Aim: The entries below should be quoted exactly, with no pictures carried over.

Given entries:
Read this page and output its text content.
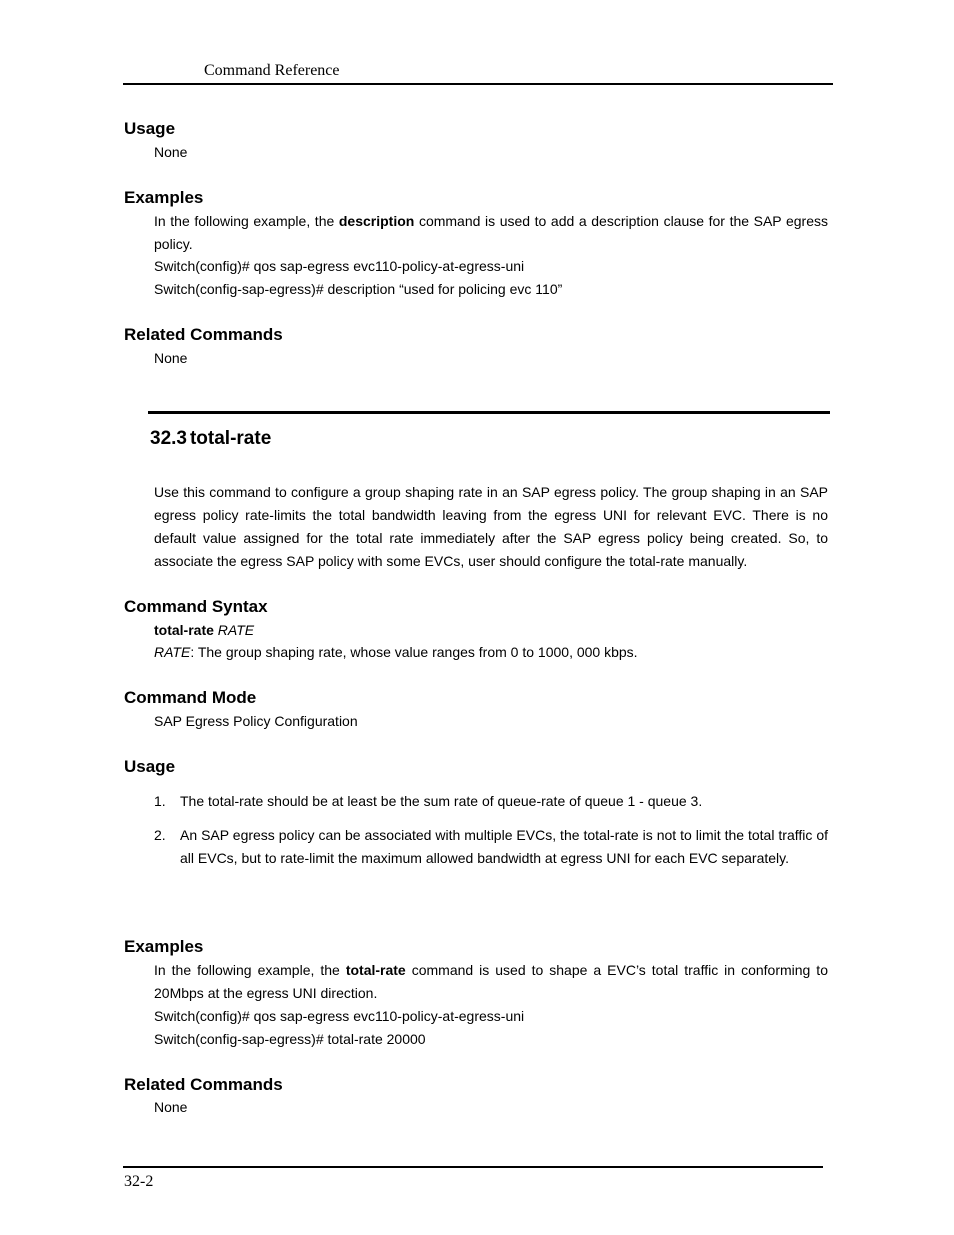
Command Reference
Usage
None
Examples
In the following example, the description command is used to add a description clause for the SAP egress policy.
Switch(config)# qos sap-egress evc110-policy-at-egress-uni
Switch(config-sap-egress)# description “used for policing evc 110”
Related Commands
None
32.3 total-rate
Use this command to configure a group shaping rate in an SAP egress policy. The group shaping in an SAP egress policy rate-limits the total bandwidth leaving from the egress UNI for relevant EVC. There is no default value assigned for the total rate immediately after the SAP egress policy being created. So, to associate the egress SAP policy with some EVCs, user should configure the total-rate manually.
Command Syntax
total-rate RATE
RATE: The group shaping rate, whose value ranges from 0 to 1000, 000 kbps.
Command Mode
SAP Egress Policy Configuration
Usage
1. The total-rate should be at least be the sum rate of queue-rate of queue 1 - queue 3.
2. An SAP egress policy can be associated with multiple EVCs, the total-rate is not to limit the total traffic of all EVCs, but to rate-limit the maximum allowed bandwidth at egress UNI for each EVC separately.
Examples
In the following example, the total-rate command is used to shape a EVC’s total traffic in conforming to 20Mbps at the egress UNI direction.
Switch(config)# qos sap-egress evc110-policy-at-egress-uni
Switch(config-sap-egress)# total-rate 20000
Related Commands
None
32-2
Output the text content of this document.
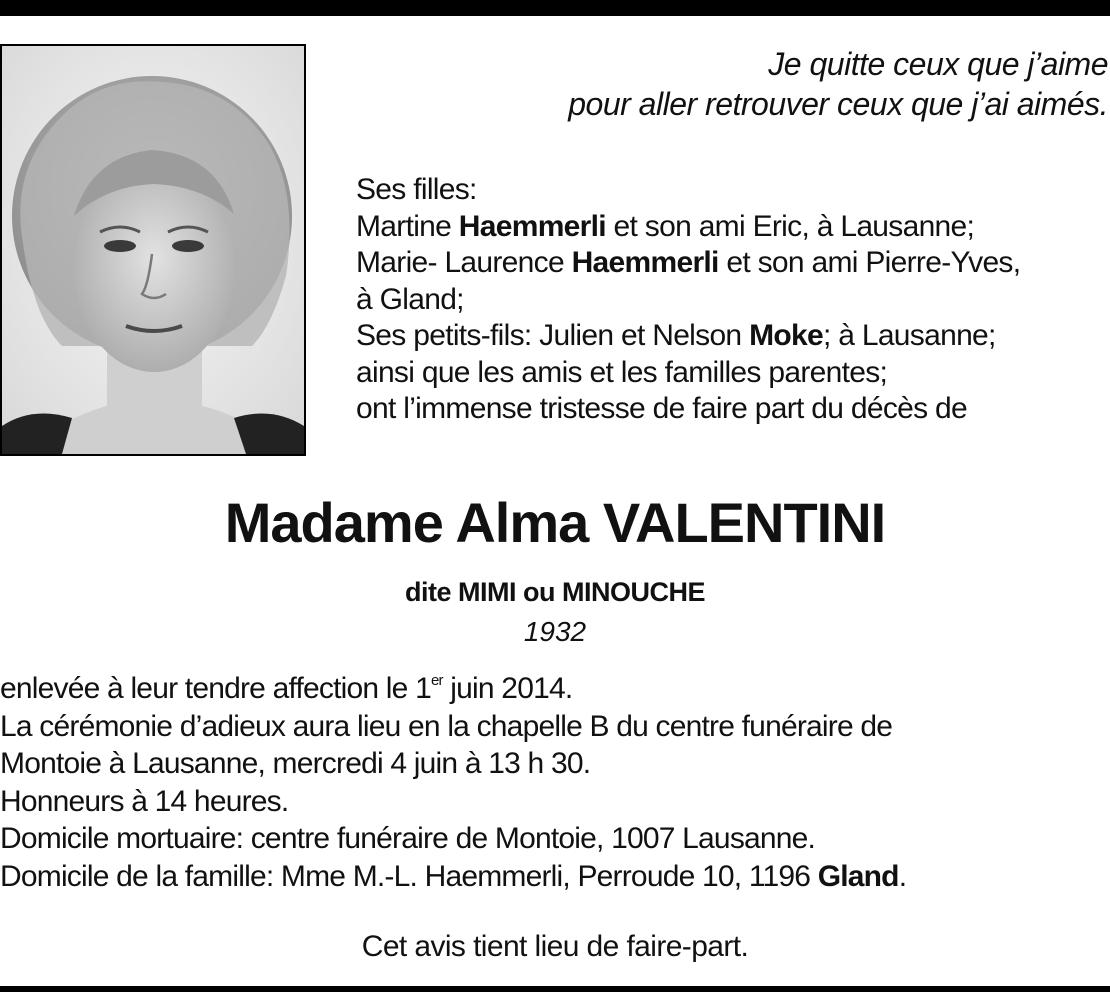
Je quitte ceux que j’aime
pour aller retrouver ceux que j’ai aimés.
Ses filles:
Martine Haemmerli et son ami Eric, à Lausanne;
Marie- Laurence Haemmerli et son ami Pierre-Yves,
à Gland;
Ses petits-fils: Julien et Nelson Moke; à Lausanne;
ainsi que les amis et les familles parentes;
ont l’immense tristesse de faire part du décès de
Madame Alma VALENTINI
dite MIMI ou MINOUCHE
1932
enlevée à leur tendre affection le 1er juin 2014.
La cérémonie d’adieux aura lieu en la chapelle B du centre funéraire de
Montoie à Lausanne, mercredi 4 juin à 13 h 30.
Honneurs à 14 heures.
Domicile mortuaire: centre funéraire de Montoie, 1007 Lausanne.
Domicile de la famille: Mme M.-L. Haemmerli, Perroude 10, 1196 Gland.
Cet avis tient lieu de faire-part.
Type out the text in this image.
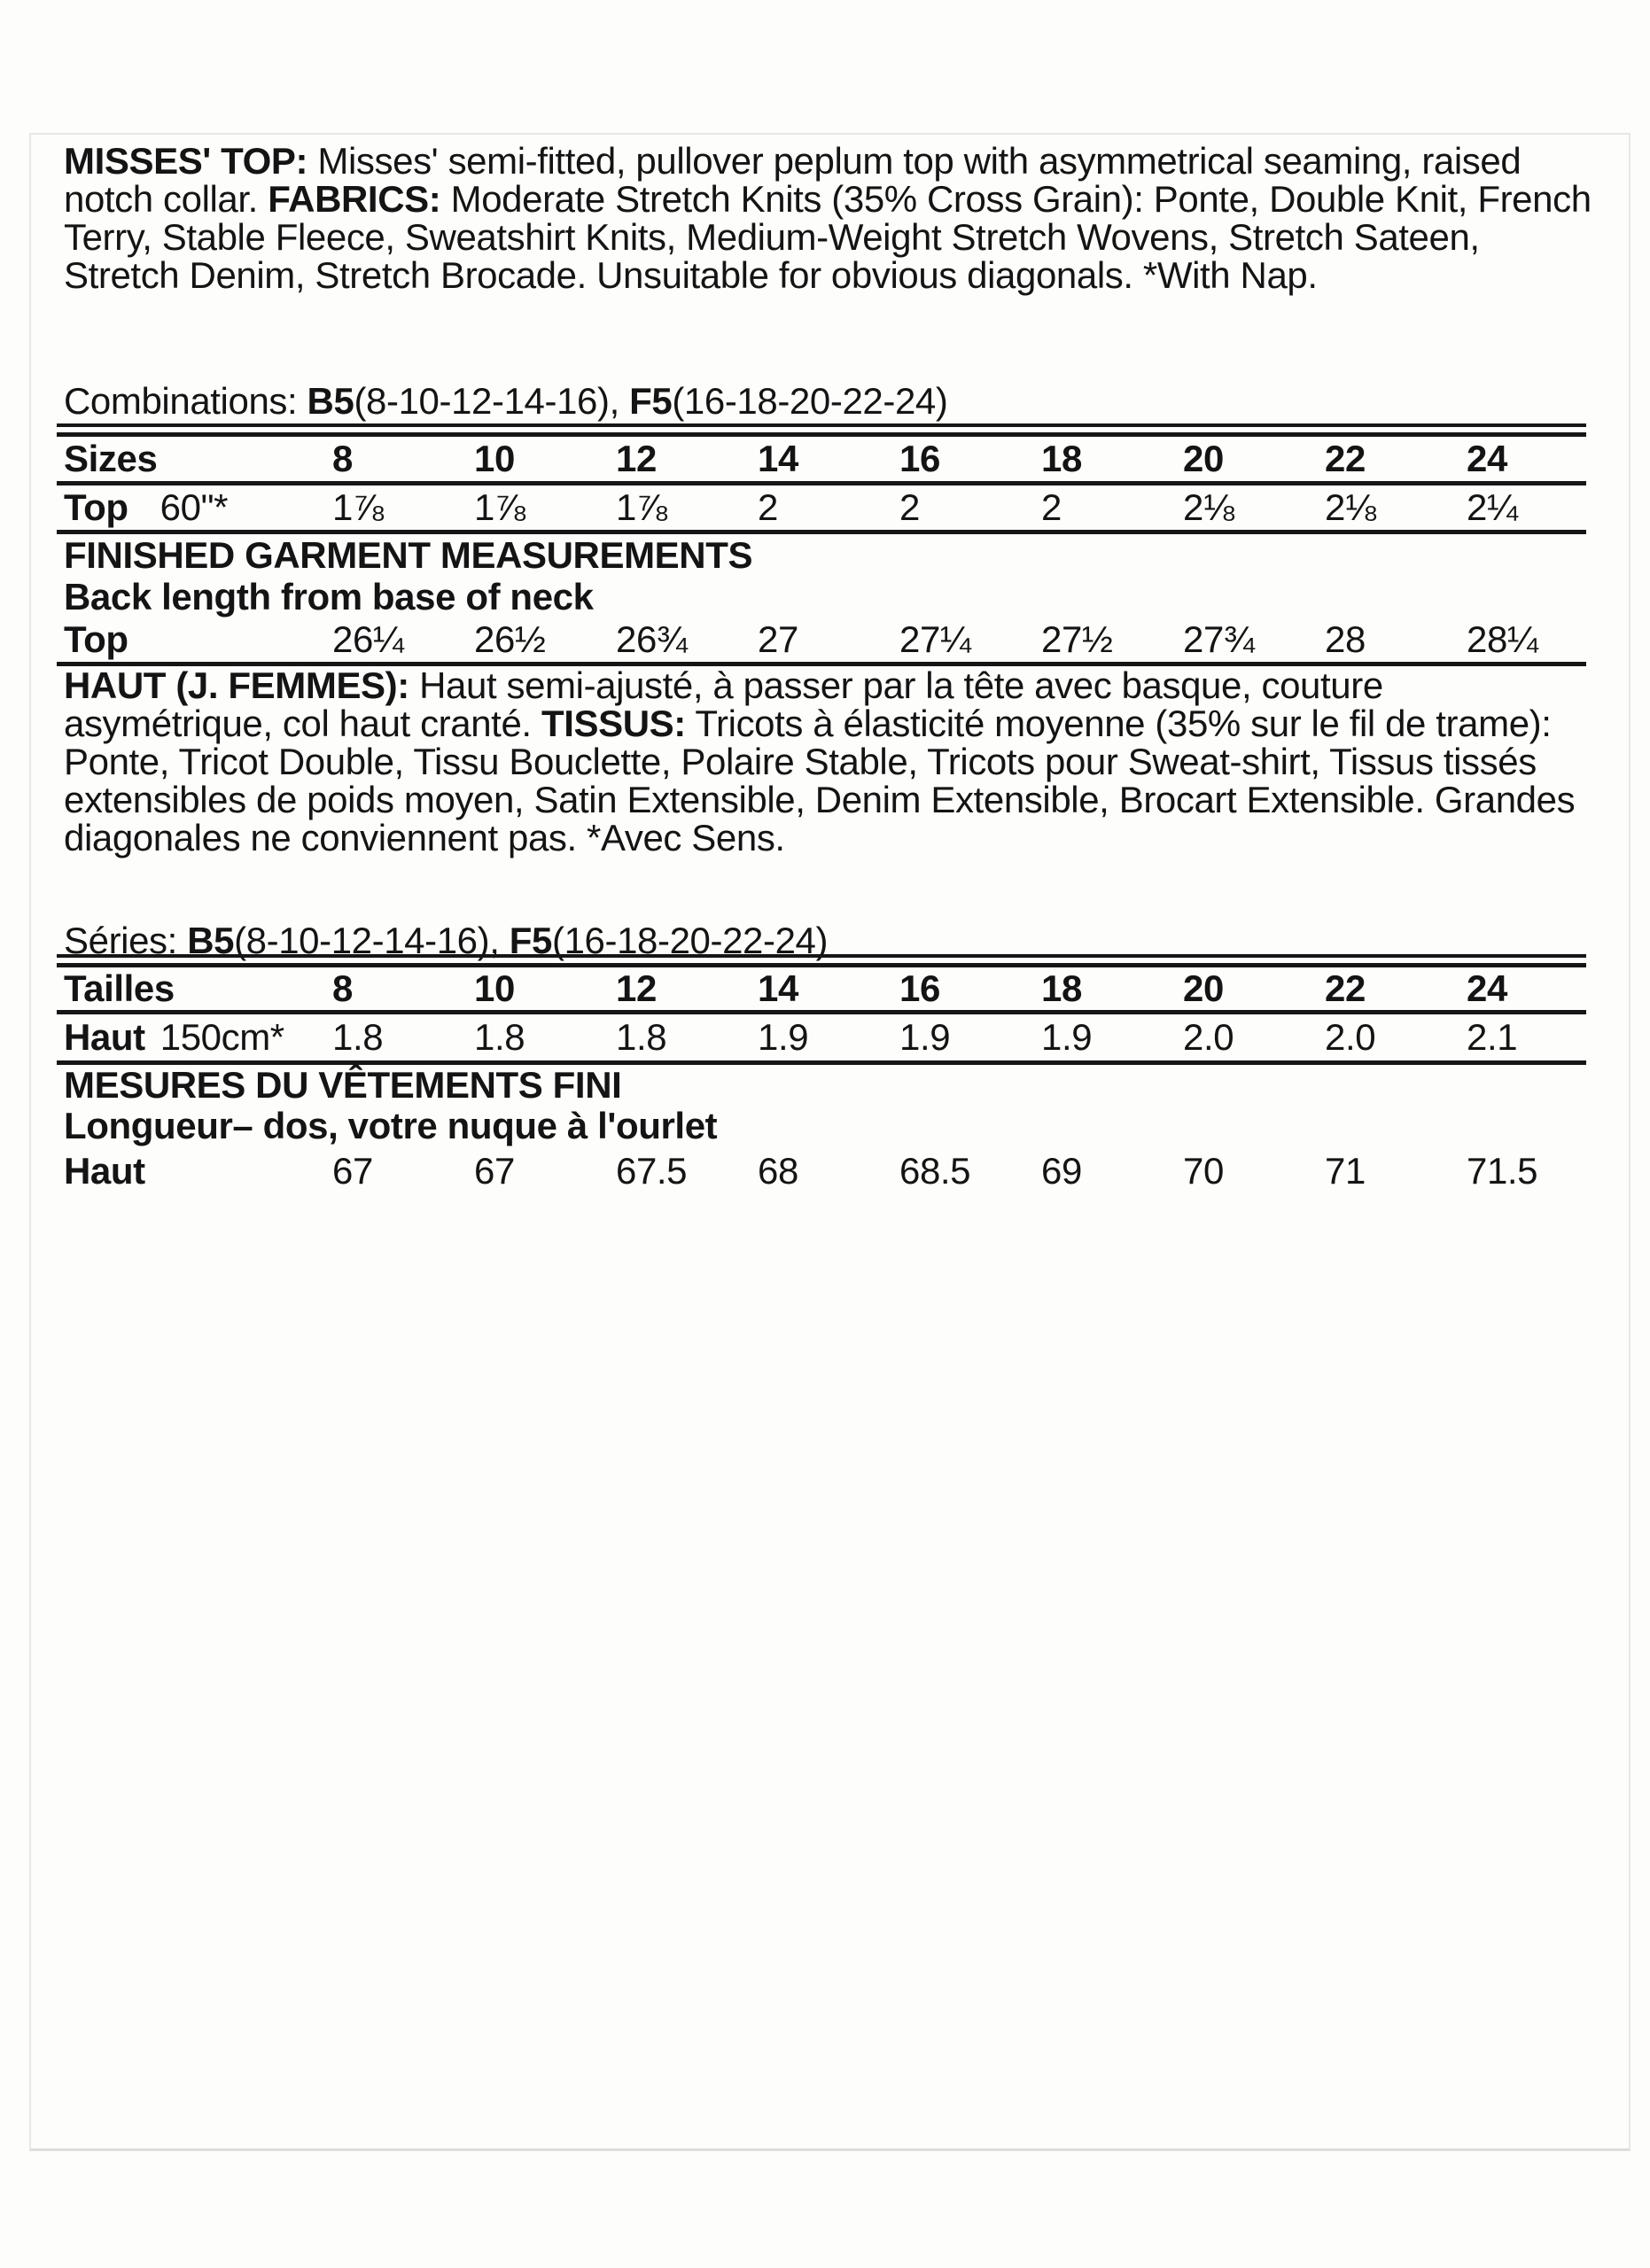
MISSES' TOP: Misses' semi-fitted, pullover peplum top with asymmetrical seaming, raised notch collar. FABRICS: Moderate Stretch Knits (35% Cross Grain): Ponte, Double Knit, French Terry, Stable Fleece, Sweatshirt Knits, Medium-Weight Stretch Wovens, Stretch Sateen, Stretch Denim, Stretch Brocade. Unsuitable for obvious diagonals. *With Nap.

Combinations: B5(8-10-12-14-16), F5(16-18-20-22-24)

Sizes	8	10	12	14	16	18	20	22	24
Top 60"*	1⅞	1⅞	1⅞	2	2	2	2⅛	2⅛	2¼
FINISHED GARMENT MEASUREMENTS
Back length from base of neck
Top	26¼	26½	26¾	27	27¼	27½	27¾	28	28¼

HAUT (J. FEMMES): Haut semi-ajusté, à passer par la tête avec basque, couture asymétrique, col haut cranté. TISSUS: Tricots à élasticité moyenne (35% sur le fil de trame): Ponte, Tricot Double, Tissu Bouclette, Polaire Stable, Tricots pour Sweat-shirt, Tissus tissés extensibles de poids moyen, Satin Extensible, Denim Extensible, Brocart Extensible. Grandes diagonales ne conviennent pas. *Avec Sens.

Séries: B5(8-10-12-14-16), F5(16-18-20-22-24)

Tailles	8	10	12	14	16	18	20	22	24
Haut 150cm*	1.8	1.8	1.8	1.9	1.9	1.9	2.0	2.0	2.1
MESURES DU VÊTEMENTS FINI
Longueur– dos, votre nuque à l'ourlet
Haut	67	67	67.5	68	68.5	69	70	71	71.5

Written response:
Read this page and output its text content.
Command Reference
Usage
None
Examples
In the following example, the description command is used to add a description clause for the SAP egress policy.
Switch(config)# qos sap-egress evc110-policy-at-egress-uni
Switch(config-sap-egress)# description “used for policing evc 110”
Related Commands
None
32.3 total-rate
Use this command to configure a group shaping rate in an SAP egress policy. The group shaping in an SAP egress policy rate-limits the total bandwidth leaving from the egress UNI for relevant EVC. There is no default value assigned for the total rate immediately after the SAP egress policy being created. So, to associate the egress SAP policy with some EVCs, user should configure the total-rate manually.
Command Syntax
total-rate RATE
RATE: The group shaping rate, whose value ranges from 0 to 1000, 000 kbps.
Command Mode
SAP Egress Policy Configuration
Usage
1. The total-rate should be at least be the sum rate of queue-rate of queue 1 - queue 3.
2. An SAP egress policy can be associated with multiple EVCs, the total-rate is not to limit the total traffic of all EVCs, but to rate-limit the maximum allowed bandwidth at egress UNI for each EVC separately.
Examples
In the following example, the total-rate command is used to shape a EVC’s total traffic in conforming to 20Mbps at the egress UNI direction.
Switch(config)# qos sap-egress evc110-policy-at-egress-uni
Switch(config-sap-egress)# total-rate 20000
Related Commands
None
32-2
Output the text content of this document.
Je quitte ceux que j’aime
pour aller retrouver ceux que j’ai aimés.
Ses filles:
Martine Haemmerli et son ami Eric, à Lausanne;
Marie- Laurence Haemmerli et son ami Pierre-Yves,
à Gland;
Ses petits-fils: Julien et Nelson Moke; à Lausanne;
ainsi que les amis et les familles parentes;
ont l’immense tristesse de faire part du décès de
Madame Alma VALENTINI
dite MIMI ou MINOUCHE
1932
enlevée à leur tendre affection le 1er juin 2014.
La cérémonie d’adieux aura lieu en la chapelle B du centre funéraire de
Montoie à Lausanne, mercredi 4 juin à 13 h 30.
Honneurs à 14 heures.
Domicile mortuaire: centre funéraire de Montoie, 1007 Lausanne.
Domicile de la famille: Mme M.-L. Haemmerli, Perroude 10, 1196 Gland.
Cet avis tient lieu de faire-part.
Type out the text in this image.
MISSES' TOP: Misses' semi-fitted, pullover peplum top with asymmetrical seaming, raised notch collar. FABRICS: Moderate Stretch Knits (35% Cross Grain): Ponte, Double Knit, French Terry, Stable Fleece, Sweatshirt Knits, Medium-Weight Stretch Wovens, Stretch Sateen, Stretch Denim, Stretch Brocade. Unsuitable for obvious diagonals. *With Nap.

Combinations: B5(8-10-12-14-16), F5(16-18-20-22-24)

Sizes	8	10	12	14	16	18	20	22	24
Top 60"*	1⅞	1⅞	1⅞	2	2	2	2⅛	2⅛	2¼
FINISHED GARMENT MEASUREMENTS
Back length from base of neck
Top	26¼	26½	26¾	27	27¼	27½	27¾	28	28¼

HAUT (J. FEMMES): Haut semi-ajusté, à passer par la tête avec basque, couture asymétrique, col haut cranté. TISSUS: Tricots à élasticité moyenne (35% sur le fil de trame): Ponte, Tricot Double, Tissu Bouclette, Polaire Stable, Tricots pour Sweat-shirt, Tissus tissés extensibles de poids moyen, Satin Extensible, Denim Extensible, Brocart Extensible. Grandes diagonales ne conviennent pas. *Avec Sens.

Séries: B5(8-10-12-14-16), F5(16-18-20-22-24)

Tailles	8	10	12	14	16	18	20	22	24
Haut 150cm*	1.8	1.8	1.8	1.9	1.9	1.9	2.0	2.0	2.1
MESURES DU VÊTEMENTS FINI
Longueur– dos, votre nuque à l'ourlet
Haut	67	67	67.5	68	68.5	69	70	71	71.5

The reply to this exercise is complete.